Dataset excerpt:
#####

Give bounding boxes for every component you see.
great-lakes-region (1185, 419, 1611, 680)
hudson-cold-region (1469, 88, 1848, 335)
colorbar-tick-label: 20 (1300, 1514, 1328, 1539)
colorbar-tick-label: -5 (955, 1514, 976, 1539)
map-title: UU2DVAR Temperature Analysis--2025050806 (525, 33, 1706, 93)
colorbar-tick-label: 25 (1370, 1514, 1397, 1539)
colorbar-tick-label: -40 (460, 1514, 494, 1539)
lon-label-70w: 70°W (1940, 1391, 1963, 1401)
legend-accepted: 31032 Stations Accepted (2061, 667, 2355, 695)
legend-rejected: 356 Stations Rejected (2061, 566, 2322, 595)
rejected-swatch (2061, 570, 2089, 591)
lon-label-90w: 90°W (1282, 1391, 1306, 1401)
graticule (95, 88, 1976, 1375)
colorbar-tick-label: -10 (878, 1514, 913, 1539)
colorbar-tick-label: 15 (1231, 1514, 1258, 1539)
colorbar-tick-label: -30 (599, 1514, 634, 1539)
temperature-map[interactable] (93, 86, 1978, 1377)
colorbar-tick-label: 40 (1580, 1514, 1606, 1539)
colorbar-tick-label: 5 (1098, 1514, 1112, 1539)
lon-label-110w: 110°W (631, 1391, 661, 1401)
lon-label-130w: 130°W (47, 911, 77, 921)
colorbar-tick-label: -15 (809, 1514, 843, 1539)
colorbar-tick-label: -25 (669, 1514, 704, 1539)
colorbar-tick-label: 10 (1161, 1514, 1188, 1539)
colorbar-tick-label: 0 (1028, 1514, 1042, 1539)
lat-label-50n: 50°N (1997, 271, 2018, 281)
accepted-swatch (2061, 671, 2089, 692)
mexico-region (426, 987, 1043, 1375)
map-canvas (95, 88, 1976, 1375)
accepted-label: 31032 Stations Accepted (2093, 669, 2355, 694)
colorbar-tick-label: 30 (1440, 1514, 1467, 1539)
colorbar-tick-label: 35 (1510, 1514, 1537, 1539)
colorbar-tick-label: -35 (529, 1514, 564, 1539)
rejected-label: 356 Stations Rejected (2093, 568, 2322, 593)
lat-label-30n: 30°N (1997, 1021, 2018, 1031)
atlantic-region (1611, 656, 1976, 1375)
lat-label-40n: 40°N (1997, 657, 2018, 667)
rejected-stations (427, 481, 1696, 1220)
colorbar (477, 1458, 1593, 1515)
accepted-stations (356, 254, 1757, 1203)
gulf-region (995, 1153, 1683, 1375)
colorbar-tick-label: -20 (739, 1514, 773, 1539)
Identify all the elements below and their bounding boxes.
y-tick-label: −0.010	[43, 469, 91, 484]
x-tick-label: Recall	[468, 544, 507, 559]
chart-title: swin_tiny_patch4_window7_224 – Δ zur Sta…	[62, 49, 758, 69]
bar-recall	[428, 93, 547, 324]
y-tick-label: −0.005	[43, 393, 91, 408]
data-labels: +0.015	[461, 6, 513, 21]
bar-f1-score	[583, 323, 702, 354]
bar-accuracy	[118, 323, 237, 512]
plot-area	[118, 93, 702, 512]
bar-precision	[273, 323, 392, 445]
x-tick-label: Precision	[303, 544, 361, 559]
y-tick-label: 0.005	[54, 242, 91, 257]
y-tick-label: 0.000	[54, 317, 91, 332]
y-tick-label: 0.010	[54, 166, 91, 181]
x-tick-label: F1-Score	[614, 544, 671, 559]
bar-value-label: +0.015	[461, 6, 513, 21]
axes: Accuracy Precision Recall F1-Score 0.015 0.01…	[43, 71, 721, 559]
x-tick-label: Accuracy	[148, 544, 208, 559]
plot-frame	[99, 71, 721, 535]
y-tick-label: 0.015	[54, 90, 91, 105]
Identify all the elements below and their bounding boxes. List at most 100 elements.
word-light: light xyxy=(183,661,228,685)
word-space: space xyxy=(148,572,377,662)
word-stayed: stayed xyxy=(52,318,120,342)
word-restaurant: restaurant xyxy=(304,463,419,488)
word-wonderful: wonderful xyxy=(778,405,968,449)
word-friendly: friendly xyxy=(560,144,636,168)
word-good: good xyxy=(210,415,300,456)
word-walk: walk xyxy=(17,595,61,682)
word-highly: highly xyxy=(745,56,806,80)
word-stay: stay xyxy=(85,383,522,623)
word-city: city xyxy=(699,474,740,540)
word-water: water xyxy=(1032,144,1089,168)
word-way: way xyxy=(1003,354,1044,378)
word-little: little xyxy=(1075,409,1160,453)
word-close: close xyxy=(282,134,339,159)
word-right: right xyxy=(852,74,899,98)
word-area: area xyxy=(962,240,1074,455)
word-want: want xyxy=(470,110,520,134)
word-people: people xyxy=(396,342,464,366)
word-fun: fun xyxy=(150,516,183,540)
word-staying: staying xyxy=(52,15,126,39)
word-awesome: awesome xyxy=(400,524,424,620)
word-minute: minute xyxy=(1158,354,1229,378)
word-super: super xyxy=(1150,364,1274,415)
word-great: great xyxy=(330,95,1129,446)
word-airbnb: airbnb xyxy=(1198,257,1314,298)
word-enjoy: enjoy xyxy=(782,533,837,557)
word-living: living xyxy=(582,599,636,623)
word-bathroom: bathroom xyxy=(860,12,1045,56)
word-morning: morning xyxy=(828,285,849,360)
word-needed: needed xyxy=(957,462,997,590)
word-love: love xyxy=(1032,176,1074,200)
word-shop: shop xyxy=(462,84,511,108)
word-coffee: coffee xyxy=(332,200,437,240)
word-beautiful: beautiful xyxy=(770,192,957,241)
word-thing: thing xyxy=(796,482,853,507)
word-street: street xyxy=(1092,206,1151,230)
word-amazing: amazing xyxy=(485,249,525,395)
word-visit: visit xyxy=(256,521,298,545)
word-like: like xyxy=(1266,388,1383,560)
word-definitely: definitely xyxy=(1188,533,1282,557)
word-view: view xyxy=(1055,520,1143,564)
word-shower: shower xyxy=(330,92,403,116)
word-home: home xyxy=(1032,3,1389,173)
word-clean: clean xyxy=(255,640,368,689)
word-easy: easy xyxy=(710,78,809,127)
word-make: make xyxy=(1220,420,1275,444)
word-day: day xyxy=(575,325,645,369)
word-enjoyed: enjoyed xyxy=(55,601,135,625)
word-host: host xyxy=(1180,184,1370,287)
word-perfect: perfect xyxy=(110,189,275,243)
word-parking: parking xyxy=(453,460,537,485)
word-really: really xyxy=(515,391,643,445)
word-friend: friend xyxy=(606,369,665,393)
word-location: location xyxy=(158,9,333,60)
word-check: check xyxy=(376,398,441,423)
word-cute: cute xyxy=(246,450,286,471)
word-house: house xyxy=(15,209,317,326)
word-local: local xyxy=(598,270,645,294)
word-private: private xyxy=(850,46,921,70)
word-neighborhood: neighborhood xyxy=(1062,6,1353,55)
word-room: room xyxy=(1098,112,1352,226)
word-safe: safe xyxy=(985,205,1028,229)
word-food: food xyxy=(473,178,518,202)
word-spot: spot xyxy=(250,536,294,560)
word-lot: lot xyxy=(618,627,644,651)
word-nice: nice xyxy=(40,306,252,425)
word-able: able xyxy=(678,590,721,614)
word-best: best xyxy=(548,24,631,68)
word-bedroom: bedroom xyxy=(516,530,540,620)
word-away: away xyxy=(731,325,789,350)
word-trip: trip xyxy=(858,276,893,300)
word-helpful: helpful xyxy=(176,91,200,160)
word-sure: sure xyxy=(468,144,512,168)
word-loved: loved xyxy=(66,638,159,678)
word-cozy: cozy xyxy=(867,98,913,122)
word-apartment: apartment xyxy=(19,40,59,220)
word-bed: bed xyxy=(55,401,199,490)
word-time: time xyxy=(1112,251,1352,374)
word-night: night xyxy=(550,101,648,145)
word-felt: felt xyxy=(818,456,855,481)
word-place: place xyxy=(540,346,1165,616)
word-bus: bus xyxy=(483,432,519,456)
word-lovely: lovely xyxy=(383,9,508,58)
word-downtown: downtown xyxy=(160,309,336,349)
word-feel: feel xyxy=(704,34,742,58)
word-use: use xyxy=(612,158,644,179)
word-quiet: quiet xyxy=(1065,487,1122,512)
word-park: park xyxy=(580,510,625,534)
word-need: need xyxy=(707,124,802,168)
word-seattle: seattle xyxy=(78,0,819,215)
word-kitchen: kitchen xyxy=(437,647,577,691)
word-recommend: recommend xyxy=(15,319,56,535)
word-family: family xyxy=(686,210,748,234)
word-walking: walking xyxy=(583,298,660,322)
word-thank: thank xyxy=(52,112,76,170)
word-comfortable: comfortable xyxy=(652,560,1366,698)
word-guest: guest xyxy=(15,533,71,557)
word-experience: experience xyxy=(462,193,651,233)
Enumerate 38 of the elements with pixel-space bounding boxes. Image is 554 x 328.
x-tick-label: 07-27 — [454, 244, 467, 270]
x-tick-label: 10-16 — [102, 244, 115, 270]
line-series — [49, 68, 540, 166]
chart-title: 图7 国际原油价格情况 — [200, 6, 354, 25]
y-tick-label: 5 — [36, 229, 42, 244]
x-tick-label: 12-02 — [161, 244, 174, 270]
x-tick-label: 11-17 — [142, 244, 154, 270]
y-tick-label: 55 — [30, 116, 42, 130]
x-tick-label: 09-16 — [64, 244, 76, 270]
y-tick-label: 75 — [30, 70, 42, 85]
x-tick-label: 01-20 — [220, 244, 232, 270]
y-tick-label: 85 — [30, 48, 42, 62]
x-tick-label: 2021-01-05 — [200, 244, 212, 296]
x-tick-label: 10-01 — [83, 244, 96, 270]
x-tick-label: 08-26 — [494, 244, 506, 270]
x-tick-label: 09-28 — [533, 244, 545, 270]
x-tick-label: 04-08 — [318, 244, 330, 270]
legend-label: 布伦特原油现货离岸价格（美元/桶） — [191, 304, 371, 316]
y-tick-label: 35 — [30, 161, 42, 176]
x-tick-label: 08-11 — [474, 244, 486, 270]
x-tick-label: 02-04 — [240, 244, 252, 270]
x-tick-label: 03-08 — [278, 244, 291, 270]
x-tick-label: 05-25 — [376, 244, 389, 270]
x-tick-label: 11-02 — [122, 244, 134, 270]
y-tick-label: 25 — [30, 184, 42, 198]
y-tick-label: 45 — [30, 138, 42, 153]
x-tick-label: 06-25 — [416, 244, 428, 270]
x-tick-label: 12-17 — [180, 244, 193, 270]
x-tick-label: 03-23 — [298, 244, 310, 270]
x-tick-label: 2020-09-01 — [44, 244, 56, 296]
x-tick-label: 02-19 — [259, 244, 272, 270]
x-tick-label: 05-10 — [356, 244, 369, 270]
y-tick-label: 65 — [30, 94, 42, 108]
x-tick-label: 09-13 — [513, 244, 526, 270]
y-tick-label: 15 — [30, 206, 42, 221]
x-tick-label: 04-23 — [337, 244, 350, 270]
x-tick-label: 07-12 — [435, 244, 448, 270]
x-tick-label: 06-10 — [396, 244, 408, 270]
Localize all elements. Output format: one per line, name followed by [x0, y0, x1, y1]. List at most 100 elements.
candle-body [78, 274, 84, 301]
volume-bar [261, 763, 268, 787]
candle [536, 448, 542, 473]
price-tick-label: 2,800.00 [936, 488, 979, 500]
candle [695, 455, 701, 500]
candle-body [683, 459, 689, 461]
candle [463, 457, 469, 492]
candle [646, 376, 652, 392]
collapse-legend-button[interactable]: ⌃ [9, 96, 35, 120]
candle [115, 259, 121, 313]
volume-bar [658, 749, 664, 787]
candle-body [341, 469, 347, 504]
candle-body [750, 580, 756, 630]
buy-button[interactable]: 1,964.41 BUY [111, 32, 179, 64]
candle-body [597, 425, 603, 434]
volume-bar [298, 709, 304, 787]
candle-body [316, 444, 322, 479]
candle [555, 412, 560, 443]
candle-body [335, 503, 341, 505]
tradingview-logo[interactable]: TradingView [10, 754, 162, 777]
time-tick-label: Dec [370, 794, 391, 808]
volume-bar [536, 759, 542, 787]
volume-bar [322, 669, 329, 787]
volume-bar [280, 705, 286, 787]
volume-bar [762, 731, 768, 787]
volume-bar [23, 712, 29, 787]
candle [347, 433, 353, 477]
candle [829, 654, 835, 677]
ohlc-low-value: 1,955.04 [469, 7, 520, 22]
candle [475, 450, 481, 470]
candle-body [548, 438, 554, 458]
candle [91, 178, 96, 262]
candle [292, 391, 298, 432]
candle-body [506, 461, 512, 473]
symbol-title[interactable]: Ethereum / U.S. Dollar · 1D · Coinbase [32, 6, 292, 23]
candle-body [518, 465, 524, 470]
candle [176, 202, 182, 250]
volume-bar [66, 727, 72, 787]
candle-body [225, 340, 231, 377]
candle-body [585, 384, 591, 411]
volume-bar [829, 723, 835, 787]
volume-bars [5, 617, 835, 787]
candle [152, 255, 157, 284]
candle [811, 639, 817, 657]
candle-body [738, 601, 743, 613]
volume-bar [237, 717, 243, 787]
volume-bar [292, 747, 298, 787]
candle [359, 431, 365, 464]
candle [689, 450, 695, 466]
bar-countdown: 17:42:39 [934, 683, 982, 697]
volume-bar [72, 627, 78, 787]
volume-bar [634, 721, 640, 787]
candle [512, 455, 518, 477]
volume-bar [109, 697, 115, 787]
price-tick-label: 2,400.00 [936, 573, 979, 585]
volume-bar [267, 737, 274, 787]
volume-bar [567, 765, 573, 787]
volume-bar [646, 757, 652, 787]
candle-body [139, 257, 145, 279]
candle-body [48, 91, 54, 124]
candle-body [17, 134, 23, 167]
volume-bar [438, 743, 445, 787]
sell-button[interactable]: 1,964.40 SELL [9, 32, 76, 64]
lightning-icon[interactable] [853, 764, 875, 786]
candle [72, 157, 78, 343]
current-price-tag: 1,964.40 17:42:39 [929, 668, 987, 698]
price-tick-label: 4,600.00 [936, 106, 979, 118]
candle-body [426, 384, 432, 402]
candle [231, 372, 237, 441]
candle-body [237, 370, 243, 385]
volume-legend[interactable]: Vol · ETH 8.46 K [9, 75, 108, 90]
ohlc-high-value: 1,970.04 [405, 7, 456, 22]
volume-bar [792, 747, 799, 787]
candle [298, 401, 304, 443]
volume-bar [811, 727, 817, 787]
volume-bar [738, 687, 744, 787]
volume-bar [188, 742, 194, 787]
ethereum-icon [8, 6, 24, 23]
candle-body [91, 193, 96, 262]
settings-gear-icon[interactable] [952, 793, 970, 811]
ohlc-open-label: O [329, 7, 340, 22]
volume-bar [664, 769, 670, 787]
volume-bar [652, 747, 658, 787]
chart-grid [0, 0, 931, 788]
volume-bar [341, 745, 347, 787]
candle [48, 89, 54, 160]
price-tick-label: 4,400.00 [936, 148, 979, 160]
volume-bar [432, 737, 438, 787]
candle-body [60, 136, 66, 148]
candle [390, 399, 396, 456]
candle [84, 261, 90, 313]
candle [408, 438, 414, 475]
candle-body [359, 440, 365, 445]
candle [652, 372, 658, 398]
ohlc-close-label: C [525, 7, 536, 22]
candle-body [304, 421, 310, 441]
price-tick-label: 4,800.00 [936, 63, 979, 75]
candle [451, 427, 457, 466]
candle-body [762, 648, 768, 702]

#####

▸ **WHAT YOU NEED TO DO**
Present the lines of the items above as a Markdown table with the columns No. and Line, starting at the very first line and stopping after the line that has "colorbar-tick-label: 30 (1440, 1514, 1467, 1539)". Number each row and leave out blank lines.

▸ **CORRECT OUTPUT**
| No. | Line |
|---|---|
| 1 | Give bounding boxes for every component you see. |
| 2 | great-lakes-region (1185, 419, 1611, 680) |
| 3 | hudson-cold-region (1469, 88, 1848, 335) |
| 4 | colorbar-tick-label: 20 (1300, 1514, 1328, 1539) |
| 5 | colorbar-tick-label: -5 (955, 1514, 976, 1539) |
| 6 | map-title: UU2DVAR Temperature Analysis--2025050806 (525, 33, 1706, 93) |
| 7 | colorbar-tick-label: 25 (1370, 1514, 1397, 1539) |
| 8 | colorbar-tick-label: -40 (460, 1514, 494, 1539) |
| 9 | lon-label-70w: 70°W (1940, 1391, 1963, 1401) |
| 10 | legend-accepted: 31032 Stations Accepted (2061, 667, 2355, 695) |
| 11 | legend-rejected: 356 Stations Rejected (2061, 566, 2322, 595) |
| 12 | rejected-swatch (2061, 570, 2089, 591) |
| 13 | lon-label-90w: 90°W (1282, 1391, 1306, 1401) |
| 14 | graticule (95, 88, 1976, 1375) |
| 15 | colorbar-tick-label: -10 (878, 1514, 913, 1539) |
| 16 | colorbar-tick-label: 15 (1231, 1514, 1258, 1539) |
| 17 | colorbar-tick-label: -30 (599, 1514, 634, 1539) |
| 18 | temperature-map[interactable] (93, 86, 1978, 1377) |
| 19 | colorbar-tick-label: 40 (1580, 1514, 1606, 1539) |
| 20 | colorbar-tick-label: 5 (1098, 1514, 1112, 1539) |
| 21 | lon-label-110w: 110°W (631, 1391, 661, 1401) |
| 22 | lon-label-130w: 130°W (47, 911, 77, 921) |
| 23 | colorbar-tick-label: -15 (809, 1514, 843, 1539) |
| 24 | colorbar-tick-label: -25 (669, 1514, 704, 1539) |
| 25 | colorbar-tick-label: 10 (1161, 1514, 1188, 1539) |
| 26 | colorbar-tick-label: 0 (1028, 1514, 1042, 1539) |
| 27 | lat-label-50n: 50°N (1997, 271, 2018, 281) |
| 28 | accepted-swatch (2061, 671, 2089, 692) |
| 29 | mexico-region (426, 987, 1043, 1375) |
| 30 | map-canvas (95, 88, 1976, 1375) |
| 31 | accepted-label: 31032 Stations Accepted (2093, 669, 2355, 694) |
| 32 | colorbar-tick-label: 30 (1440, 1514, 1467, 1539) |